───── Source data
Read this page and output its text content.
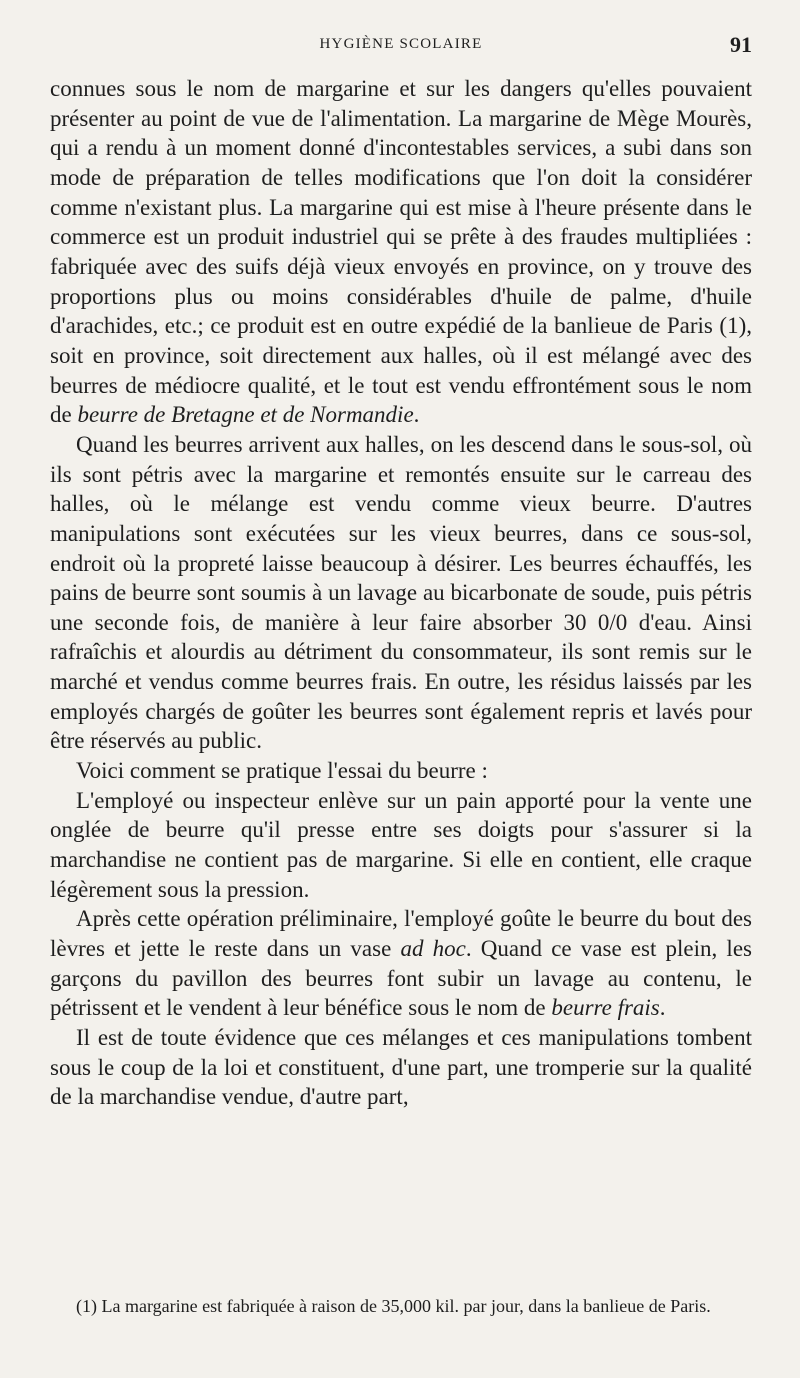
HYGIÈNE SCOLAIRE	91

connues sous le nom de margarine et sur les dangers qu'elles pouvaient présenter au point de vue de l'alimentation. La margarine de Mège Mourès, qui a rendu à un moment donné d'incontestables services, a subi dans son mode de préparation de telles modifications que l'on doit la considérer comme n'existant plus. La margarine qui est mise à l'heure présente dans le commerce est un produit industriel qui se prête à des fraudes multipliées : fabriquée avec des suifs déjà vieux envoyés en province, on y trouve des proportions plus ou moins considérables d'huile de palme, d'huile d'arachides, etc.; ce produit est en outre expédié de la banlieue de Paris (1), soit en province, soit directement aux halles, où il est mélangé avec des beurres de médiocre qualité, et le tout est vendu effrontément sous le nom de beurre de Bretagne et de Normandie.

Quand les beurres arrivent aux halles, on les descend dans le sous-sol, où ils sont pétris avec la margarine et remontés ensuite sur le carreau des halles, où le mélange est vendu comme vieux beurre. D'autres manipulations sont exécutées sur les vieux beurres, dans ce sous-sol, endroit où la propreté laisse beaucoup à désirer. Les beurres échauffés, les pains de beurre sont soumis à un lavage au bicarbonate de soude, puis pétris une seconde fois, de manière à leur faire absorber 30 0/0 d'eau. Ainsi rafraîchis et alourdis au détriment du consommateur, ils sont remis sur le marché et vendus comme beurres frais. En outre, les résidus laissés par les employés chargés de goûter les beurres sont également repris et lavés pour être réservés au public.

Voici comment se pratique l'essai du beurre :

L'employé ou inspecteur enlève sur un pain apporté pour la vente une onglée de beurre qu'il presse entre ses doigts pour s'assurer si la marchandise ne contient pas de margarine. Si elle en contient, elle craque légèrement sous la pression.

Après cette opération préliminaire, l'employé goûte le beurre du bout des lèvres et jette le reste dans un vase ad hoc. Quand ce vase est plein, les garçons du pavillon des beurres font subir un lavage au contenu, le pétrissent et le vendent à leur bénéfice sous le nom de beurre frais.

Il est de toute évidence que ces mélanges et ces manipulations tombent sous le coup de la loi et constituent, d'une part, une tromperie sur la qualité de la marchandise vendue, d'autre part,

(1) La margarine est fabriquée à raison de 35,000 kil. par jour, dans la banlieue de Paris.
──────────
## Directions for this task
Search the listing for the word "marchandise" and return each line that holds it.

## Written solution
L'employé ou inspecteur enlève sur un pain apporté pour la vente une onglée de beurre qu'il presse entre ses doigts pour s'assurer si la marchandise ne contient pas de margarine. Si elle en contient, elle craque légèrement sous la pression.
Il est de toute évidence que ces mélanges et ces manipulations tombent sous le coup de la loi et constituent, d'une part, une tromperie sur la qualité de la marchandise vendue, d'autre part,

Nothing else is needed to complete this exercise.